Direction> Without omitting anything, return the records precisely as given.

* START *

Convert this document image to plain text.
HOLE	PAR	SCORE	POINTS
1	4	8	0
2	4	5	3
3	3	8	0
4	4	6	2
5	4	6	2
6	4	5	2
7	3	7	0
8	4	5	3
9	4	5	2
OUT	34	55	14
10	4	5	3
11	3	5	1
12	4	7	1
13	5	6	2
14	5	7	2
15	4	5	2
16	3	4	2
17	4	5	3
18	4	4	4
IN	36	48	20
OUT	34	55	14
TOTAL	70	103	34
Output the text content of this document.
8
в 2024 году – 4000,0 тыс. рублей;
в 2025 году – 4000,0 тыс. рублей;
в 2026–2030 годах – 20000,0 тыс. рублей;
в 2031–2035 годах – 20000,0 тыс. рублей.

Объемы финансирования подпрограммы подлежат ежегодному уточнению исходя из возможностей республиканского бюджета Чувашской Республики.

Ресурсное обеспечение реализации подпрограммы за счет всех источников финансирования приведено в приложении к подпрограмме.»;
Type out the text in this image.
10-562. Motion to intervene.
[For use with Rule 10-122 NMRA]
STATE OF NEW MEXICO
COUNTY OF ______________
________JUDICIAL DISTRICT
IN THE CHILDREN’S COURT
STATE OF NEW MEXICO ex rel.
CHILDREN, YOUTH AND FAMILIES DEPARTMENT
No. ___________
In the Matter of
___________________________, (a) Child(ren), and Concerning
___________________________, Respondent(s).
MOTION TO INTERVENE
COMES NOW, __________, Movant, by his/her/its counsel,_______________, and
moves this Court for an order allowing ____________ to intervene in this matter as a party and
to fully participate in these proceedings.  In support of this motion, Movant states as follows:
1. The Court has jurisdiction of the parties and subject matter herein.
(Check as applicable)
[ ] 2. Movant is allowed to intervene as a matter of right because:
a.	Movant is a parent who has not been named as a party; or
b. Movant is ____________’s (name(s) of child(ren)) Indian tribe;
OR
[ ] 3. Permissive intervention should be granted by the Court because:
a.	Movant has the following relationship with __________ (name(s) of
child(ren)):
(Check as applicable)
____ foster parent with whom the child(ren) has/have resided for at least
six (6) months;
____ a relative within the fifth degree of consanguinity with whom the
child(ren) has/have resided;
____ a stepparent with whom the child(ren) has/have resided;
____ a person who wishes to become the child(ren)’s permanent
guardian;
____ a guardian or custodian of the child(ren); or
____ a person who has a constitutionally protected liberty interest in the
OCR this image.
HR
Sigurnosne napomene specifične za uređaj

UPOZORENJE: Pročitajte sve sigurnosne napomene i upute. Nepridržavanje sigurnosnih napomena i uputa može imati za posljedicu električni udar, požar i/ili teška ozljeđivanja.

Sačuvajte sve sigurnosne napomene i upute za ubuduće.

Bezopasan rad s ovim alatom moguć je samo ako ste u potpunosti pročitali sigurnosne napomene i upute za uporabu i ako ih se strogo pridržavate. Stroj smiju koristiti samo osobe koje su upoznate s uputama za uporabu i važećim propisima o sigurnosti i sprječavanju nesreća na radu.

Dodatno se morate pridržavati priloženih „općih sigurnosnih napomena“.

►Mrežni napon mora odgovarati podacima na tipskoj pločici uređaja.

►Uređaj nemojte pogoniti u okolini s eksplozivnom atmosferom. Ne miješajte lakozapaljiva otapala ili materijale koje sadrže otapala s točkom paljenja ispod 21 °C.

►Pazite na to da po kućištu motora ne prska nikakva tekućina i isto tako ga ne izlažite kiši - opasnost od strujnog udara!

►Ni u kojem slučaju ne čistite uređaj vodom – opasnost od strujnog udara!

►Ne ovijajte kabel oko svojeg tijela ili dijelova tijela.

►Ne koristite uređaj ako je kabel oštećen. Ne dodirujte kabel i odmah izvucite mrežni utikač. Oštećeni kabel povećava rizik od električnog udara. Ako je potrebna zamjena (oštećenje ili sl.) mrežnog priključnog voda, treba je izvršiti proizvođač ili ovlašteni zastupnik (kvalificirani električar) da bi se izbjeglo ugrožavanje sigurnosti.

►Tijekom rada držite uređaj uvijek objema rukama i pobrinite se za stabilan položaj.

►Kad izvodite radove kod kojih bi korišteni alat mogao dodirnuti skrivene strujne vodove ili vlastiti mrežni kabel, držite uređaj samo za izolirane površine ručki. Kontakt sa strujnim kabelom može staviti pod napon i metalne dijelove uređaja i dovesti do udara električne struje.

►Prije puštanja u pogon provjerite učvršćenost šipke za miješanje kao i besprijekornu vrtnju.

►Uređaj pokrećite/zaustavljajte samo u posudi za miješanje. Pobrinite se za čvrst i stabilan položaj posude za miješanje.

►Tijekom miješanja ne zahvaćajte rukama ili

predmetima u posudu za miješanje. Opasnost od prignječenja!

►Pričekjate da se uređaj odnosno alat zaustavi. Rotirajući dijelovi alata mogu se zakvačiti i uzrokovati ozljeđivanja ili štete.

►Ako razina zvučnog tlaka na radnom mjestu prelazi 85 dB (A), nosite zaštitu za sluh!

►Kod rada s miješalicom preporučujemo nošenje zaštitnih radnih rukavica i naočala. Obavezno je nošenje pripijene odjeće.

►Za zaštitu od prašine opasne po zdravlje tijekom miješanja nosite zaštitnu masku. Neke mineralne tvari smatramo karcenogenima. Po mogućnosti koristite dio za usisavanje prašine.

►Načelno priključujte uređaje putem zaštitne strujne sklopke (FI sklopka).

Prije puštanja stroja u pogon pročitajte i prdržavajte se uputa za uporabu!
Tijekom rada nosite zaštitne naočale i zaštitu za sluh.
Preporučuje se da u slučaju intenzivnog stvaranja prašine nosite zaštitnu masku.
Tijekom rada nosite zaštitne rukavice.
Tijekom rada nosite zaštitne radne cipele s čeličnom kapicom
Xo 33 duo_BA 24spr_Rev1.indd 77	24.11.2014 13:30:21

* END *

Task output>
Convert this document image to plain text.
HOLE	PAR	SCORE	POINTS
1	4	8	0
2	4	5	3
3	3	8	0
4	4	6	2
5	4	6	2
6	4	5	2
7	3	7	0
8	4	5	3
9	4	5	2
OUT	34	55	14
10	4	5	3
11	3	5	1
12	4	7	1
13	5	6	2
14	5	7	2
15	4	5	2
16	3	4	2
17	4	5	3
18	4	4	4
IN	36	48	20
OUT	34	55	14
TOTAL	70	103	34
Output the text content of this document.
8
в 2024 году – 4000,0 тыс. рублей;
в 2025 году – 4000,0 тыс. рублей;
в 2026–2030 годах – 20000,0 тыс. рублей;
в 2031–2035 годах – 20000,0 тыс. рублей.

Объемы финансирования подпрограммы подлежат ежегодному уточнению исходя из возможностей республиканского бюджета Чувашской Республики.

Ресурсное обеспечение реализации подпрограммы за счет всех источников финансирования приведено в приложении к подпрограмме.»;
Type out the text in this image.
10-562. Motion to intervene.
[For use with Rule 10-122 NMRA]
STATE OF NEW MEXICO
COUNTY OF ______________
________JUDICIAL DISTRICT
IN THE CHILDREN’S COURT
STATE OF NEW MEXICO ex rel.
CHILDREN, YOUTH AND FAMILIES DEPARTMENT
No. ___________
In the Matter of
___________________________, (a) Child(ren), and Concerning
___________________________, Respondent(s).
MOTION TO INTERVENE
COMES NOW, __________, Movant, by his/her/its counsel,_______________, and
moves this Court for an order allowing ____________ to intervene in this matter as a party and
to fully participate in these proceedings.  In support of this motion, Movant states as follows:
1. The Court has jurisdiction of the parties and subject matter herein.
(Check as applicable)
[ ] 2. Movant is allowed to intervene as a matter of right because:
a.	Movant is a parent who has not been named as a party; or
b. Movant is ____________’s (name(s) of child(ren)) Indian tribe;
OR
[ ] 3. Permissive intervention should be granted by the Court because:
a.	Movant has the following relationship with __________ (name(s) of
child(ren)):
(Check as applicable)
____ foster parent with whom the child(ren) has/have resided for at least
six (6) months;
____ a relative within the fifth degree of consanguinity with whom the
child(ren) has/have resided;
____ a stepparent with whom the child(ren) has/have resided;
____ a person who wishes to become the child(ren)’s permanent
guardian;
____ a guardian or custodian of the child(ren); or
____ a person who has a constitutionally protected liberty interest in the
OCR this image.
HR
Sigurnosne napomene specifične za uređaj

UPOZORENJE: Pročitajte sve sigurnosne napomene i upute. Nepridržavanje sigurnosnih napomena i uputa može imati za posljedicu električni udar, požar i/ili teška ozljeđivanja.

Sačuvajte sve sigurnosne napomene i upute za ubuduće.

Bezopasan rad s ovim alatom moguć je samo ako ste u potpunosti pročitali sigurnosne napomene i upute za uporabu i ako ih se strogo pridržavate. Stroj smiju koristiti samo osobe koje su upoznate s uputama za uporabu i važećim propisima o sigurnosti i sprječavanju nesreća na radu.

Dodatno se morate pridržavati priloženih „općih sigurnosnih napomena“.

►Mrežni napon mora odgovarati podacima na tipskoj pločici uređaja.

►Uređaj nemojte pogoniti u okolini s eksplozivnom atmosferom. Ne miješajte lakozapaljiva otapala ili materijale koje sadrže otapala s točkom paljenja ispod 21 °C.

►Pazite na to da po kućištu motora ne prska nikakva tekućina i isto tako ga ne izlažite kiši - opasnost od strujnog udara!

►Ni u kojem slučaju ne čistite uređaj vodom – opasnost od strujnog udara!

►Ne ovijajte kabel oko svojeg tijela ili dijelova tijela.

►Ne koristite uređaj ako je kabel oštećen. Ne dodirujte kabel i odmah izvucite mrežni utikač. Oštećeni kabel povećava rizik od električnog udara. Ako je potrebna zamjena (oštećenje ili sl.) mrežnog priključnog voda, treba je izvršiti proizvođač ili ovlašteni zastupnik (kvalificirani električar) da bi se izbjeglo ugrožavanje sigurnosti.

►Tijekom rada držite uređaj uvijek objema rukama i pobrinite se za stabilan položaj.

►Kad izvodite radove kod kojih bi korišteni alat mogao dodirnuti skrivene strujne vodove ili vlastiti mrežni kabel, držite uređaj samo za izolirane površine ručki. Kontakt sa strujnim kabelom može staviti pod napon i metalne dijelove uređaja i dovesti do udara električne struje.

►Prije puštanja u pogon provjerite učvršćenost šipke za miješanje kao i besprijekornu vrtnju.

►Uređaj pokrećite/zaustavljajte samo u posudi za miješanje. Pobrinite se za čvrst i stabilan položaj posude za miješanje.

►Tijekom miješanja ne zahvaćajte rukama ili

predmetima u posudu za miješanje. Opasnost od prignječenja!

►Pričekjate da se uređaj odnosno alat zaustavi. Rotirajući dijelovi alata mogu se zakvačiti i uzrokovati ozljeđivanja ili štete.

►Ako razina zvučnog tlaka na radnom mjestu prelazi 85 dB (A), nosite zaštitu za sluh!

►Kod rada s miješalicom preporučujemo nošenje zaštitnih radnih rukavica i naočala. Obavezno je nošenje pripijene odjeće.

►Za zaštitu od prašine opasne po zdravlje tijekom miješanja nosite zaštitnu masku. Neke mineralne tvari smatramo karcenogenima. Po mogućnosti koristite dio za usisavanje prašine.

►Načelno priključujte uređaje putem zaštitne strujne sklopke (FI sklopka).

Prije puštanja stroja u pogon pročitajte i prdržavajte se uputa za uporabu!
Tijekom rada nosite zaštitne naočale i zaštitu za sluh.
Preporučuje se da u slučaju intenzivnog stvaranja prašine nosite zaštitnu masku.
Tijekom rada nosite zaštitne rukavice.
Tijekom rada nosite zaštitne radne cipele s čeličnom kapicom
Xo 33 duo_BA 24spr_Rev1.indd 77	24.11.2014 13:30:21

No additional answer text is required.